
  2. Pingback: China's travel frenzy with 3 billion trips - ZOMO88

  3. Satish

    “The most beautiful places are at the end of really bad roads,” begins this write-up that paints a beautiful picture of Coorg with its lush coffee plantations, green rolling hills, and wildlife. The write-up speaks extensively about the many coffee plantations in this region, as well as the charms of visiting a coffee plantation.

  4. Priya Bernard

    We are playing to visit on 29th and check out on 31st mrng July.. what are the places that we must cover.

  5. Ratheesh M Balakrishnan

    We are a group of ten..could you please help us get a affordable stay there..ur help is very much appreciated

  6. Faisal Shaikh

    Amazing write up. Atleast now i am clear what i have to do in Coorg. Suggest a homestay for solo traveler.

    1. Sandeepa Chetan Post author

      Hello Fisal, Coorg is a perfect place to do lots or nothing at all 🙂 We loved our stay in Spice Garden, a homestay in Kuta, in south Coorg. We stayed in a tent and sure they have options for solo accommodation as well.

  7. Raunak Yadav

    Hi Sandeepa & Chetan,

    Your blog style is really impressive. You let the pictures do all the talking. I really wanna know how you click butterfly pics. I try so many times but they just won’t stay calm 🙁 ..

    1. Sandeepa Chetan Post author

      Thank you so much for your comments, Raunak! For the butterfly pics, patience really is the key! The moist air around the Irupu waterfall in Coorg did attract a lot of butterflies, helping us take their pictures.

  8. kavita

    dear sandeepa and chetan awsome photography. pl write detail in RTW. BECAUSE we r also enjoying traveling through blogs

    1. Sandeepa Chetan Post author

      Thanks guys! The greenery of Coorg is soothing. As an avid coffee drinker, I would however, also add “just coffee” as well, to the list that makes Coorg worthwhile 🙂

  9. Amruta

    Hello guys.. firstly I would like to congratulate you for such a nice blog, classic experiences & perfect photography.. It made me enchanted..
    Can you please suggest which is the best season to visit coorg?

    1. Sandeepa Chetan Post author

      Thank you so much Amruta! Winter is the best time to visit Coorg. It does get quite chilly in the evening and nights, so you need to carry some warm wear. But the days are perfect to just walk/drive around and explore.

Stored data entries

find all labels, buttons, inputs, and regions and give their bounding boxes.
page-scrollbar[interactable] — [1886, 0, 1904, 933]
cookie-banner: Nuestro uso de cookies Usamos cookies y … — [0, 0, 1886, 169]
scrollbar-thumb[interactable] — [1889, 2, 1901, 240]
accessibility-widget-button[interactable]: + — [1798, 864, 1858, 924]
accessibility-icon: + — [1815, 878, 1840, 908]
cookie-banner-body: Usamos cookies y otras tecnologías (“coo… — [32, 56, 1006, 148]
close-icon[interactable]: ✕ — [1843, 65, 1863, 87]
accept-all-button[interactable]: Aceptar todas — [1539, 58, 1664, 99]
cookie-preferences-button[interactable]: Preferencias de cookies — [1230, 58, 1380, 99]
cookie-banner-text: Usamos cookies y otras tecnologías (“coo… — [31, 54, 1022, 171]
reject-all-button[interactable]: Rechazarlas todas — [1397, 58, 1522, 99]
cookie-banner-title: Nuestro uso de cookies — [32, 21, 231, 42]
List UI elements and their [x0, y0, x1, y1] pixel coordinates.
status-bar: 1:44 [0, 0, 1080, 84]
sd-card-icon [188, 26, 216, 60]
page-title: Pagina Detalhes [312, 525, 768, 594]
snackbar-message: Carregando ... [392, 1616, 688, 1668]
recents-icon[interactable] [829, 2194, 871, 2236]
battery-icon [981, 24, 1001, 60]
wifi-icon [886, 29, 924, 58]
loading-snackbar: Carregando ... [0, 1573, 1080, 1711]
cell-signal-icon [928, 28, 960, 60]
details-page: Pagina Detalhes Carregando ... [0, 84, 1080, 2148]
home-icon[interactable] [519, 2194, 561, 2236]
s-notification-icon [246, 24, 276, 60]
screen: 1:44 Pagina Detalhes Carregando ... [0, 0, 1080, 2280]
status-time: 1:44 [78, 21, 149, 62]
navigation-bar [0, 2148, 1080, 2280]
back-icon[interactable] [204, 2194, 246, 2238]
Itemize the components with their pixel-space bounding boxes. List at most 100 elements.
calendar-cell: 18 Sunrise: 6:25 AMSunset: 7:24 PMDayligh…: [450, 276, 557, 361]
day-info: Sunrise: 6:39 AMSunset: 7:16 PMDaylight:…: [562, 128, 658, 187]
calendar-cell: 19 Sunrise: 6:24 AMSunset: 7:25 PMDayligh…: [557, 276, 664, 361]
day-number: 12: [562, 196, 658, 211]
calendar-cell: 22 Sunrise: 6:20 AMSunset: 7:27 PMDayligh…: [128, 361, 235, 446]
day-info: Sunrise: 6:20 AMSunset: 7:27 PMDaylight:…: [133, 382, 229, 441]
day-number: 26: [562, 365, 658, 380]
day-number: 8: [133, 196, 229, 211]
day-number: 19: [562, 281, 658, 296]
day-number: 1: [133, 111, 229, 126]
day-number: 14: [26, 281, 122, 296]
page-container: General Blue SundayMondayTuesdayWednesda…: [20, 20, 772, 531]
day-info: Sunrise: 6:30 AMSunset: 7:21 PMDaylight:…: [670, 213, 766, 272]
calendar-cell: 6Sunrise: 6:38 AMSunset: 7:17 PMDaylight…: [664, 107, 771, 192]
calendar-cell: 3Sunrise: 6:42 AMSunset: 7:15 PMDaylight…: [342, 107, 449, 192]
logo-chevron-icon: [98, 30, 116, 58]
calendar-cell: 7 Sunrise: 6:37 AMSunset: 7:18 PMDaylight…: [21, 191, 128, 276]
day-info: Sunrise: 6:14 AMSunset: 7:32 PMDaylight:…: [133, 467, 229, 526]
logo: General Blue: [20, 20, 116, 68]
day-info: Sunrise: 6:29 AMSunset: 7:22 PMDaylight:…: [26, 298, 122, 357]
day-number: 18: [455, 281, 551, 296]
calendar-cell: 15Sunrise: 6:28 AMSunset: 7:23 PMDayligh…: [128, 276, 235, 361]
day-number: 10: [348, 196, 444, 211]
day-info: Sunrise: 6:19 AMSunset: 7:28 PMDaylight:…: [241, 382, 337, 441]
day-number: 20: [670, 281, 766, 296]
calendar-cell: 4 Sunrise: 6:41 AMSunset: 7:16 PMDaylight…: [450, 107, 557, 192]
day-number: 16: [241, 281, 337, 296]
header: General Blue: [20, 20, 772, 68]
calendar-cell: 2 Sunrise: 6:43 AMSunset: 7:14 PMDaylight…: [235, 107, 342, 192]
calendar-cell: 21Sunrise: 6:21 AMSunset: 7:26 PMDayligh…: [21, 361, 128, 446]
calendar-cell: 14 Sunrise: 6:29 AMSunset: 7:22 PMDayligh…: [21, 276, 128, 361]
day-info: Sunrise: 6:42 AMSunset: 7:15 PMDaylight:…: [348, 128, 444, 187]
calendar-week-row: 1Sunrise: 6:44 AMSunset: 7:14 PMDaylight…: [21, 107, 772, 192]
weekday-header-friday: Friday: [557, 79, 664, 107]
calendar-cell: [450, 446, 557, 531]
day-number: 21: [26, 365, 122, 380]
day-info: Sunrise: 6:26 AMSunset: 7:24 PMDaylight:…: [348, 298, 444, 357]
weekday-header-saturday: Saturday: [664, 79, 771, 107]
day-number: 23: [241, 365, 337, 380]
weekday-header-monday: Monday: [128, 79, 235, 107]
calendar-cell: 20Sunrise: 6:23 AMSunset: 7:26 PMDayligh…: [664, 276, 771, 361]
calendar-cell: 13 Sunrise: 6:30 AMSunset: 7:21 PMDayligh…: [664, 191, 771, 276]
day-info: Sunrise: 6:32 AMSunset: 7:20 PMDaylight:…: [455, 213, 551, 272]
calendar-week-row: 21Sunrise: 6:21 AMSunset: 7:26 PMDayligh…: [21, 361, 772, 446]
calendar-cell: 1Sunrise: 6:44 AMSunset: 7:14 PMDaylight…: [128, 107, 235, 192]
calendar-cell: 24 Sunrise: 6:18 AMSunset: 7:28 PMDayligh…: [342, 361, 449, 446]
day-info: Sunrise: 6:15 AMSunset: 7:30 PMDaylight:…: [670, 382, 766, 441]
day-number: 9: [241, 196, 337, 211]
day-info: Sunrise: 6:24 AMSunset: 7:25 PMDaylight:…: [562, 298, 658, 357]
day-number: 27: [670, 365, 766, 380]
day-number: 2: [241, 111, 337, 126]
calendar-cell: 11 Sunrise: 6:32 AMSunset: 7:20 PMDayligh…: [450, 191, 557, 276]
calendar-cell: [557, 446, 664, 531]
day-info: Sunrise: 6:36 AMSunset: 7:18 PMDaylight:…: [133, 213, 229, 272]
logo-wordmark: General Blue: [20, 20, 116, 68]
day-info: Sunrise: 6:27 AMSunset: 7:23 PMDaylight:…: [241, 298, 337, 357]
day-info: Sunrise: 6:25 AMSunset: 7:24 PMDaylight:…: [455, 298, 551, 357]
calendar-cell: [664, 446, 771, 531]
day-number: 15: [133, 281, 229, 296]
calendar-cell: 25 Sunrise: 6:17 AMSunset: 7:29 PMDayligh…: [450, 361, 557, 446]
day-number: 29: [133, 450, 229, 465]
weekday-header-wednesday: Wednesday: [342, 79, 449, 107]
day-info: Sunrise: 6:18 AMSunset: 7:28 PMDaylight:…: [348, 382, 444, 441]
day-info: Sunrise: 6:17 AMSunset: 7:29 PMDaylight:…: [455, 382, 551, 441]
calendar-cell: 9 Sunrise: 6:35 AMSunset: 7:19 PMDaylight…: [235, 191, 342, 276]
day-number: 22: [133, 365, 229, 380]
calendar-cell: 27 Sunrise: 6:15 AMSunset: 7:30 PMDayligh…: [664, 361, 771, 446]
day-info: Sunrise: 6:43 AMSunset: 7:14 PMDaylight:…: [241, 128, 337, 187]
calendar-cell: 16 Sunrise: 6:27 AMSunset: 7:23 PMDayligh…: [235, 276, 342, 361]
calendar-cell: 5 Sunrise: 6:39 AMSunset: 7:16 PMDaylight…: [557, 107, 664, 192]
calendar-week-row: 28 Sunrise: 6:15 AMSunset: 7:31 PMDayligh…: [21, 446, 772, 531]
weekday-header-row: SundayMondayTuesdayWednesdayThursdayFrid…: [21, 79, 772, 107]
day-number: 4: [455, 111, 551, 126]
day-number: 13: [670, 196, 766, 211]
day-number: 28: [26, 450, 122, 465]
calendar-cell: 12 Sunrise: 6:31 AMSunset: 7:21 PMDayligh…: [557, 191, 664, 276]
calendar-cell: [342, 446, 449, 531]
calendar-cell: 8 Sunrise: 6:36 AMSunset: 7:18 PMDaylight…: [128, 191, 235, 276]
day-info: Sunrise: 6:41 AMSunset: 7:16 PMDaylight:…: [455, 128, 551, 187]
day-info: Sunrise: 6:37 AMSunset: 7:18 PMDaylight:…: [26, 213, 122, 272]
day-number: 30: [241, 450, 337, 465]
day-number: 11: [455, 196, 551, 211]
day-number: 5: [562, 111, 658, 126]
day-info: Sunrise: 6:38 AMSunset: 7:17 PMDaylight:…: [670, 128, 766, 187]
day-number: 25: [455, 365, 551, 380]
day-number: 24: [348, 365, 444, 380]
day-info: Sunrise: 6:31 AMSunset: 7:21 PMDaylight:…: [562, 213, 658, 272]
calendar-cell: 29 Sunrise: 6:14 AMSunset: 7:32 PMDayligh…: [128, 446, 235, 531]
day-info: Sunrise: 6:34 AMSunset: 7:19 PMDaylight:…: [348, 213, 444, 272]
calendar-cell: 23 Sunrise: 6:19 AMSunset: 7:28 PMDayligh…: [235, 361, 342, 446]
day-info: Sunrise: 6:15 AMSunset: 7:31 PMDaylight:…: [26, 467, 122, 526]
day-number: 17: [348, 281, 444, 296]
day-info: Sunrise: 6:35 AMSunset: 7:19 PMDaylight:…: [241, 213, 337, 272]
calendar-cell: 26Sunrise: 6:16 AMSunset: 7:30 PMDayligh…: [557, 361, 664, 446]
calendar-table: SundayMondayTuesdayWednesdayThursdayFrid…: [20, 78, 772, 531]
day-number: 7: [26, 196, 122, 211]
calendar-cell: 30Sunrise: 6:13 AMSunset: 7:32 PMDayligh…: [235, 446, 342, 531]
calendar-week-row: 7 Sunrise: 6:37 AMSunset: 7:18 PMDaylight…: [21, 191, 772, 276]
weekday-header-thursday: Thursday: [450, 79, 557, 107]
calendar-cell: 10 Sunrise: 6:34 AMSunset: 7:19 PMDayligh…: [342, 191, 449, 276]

▶ Problems to work on
1: Answer these questions from the Coorg comment thread:
(a) Where is the Spice Garden homestay located?
(b) What drew many butterflies around the Irupu waterfall?
(c) Which season is named as the best time to visit Coorg?
2: Render this sentence from the Coorg comment thread in Spanish: "Winter is the best time to visit Coorg."
3: Name every commenter in the Coorg comment thread whose comment gets a reply from the post author.
The records have no role in this work.

▶ Results for each task
1:
(a) In Kuta, in south Coorg.
(b) The moist air.
(c) Winter.

2: El invierno es la mejor época para visitar Coorg.

3:
Faisal Shaikh
Raunak Yadav
kavita
Amruta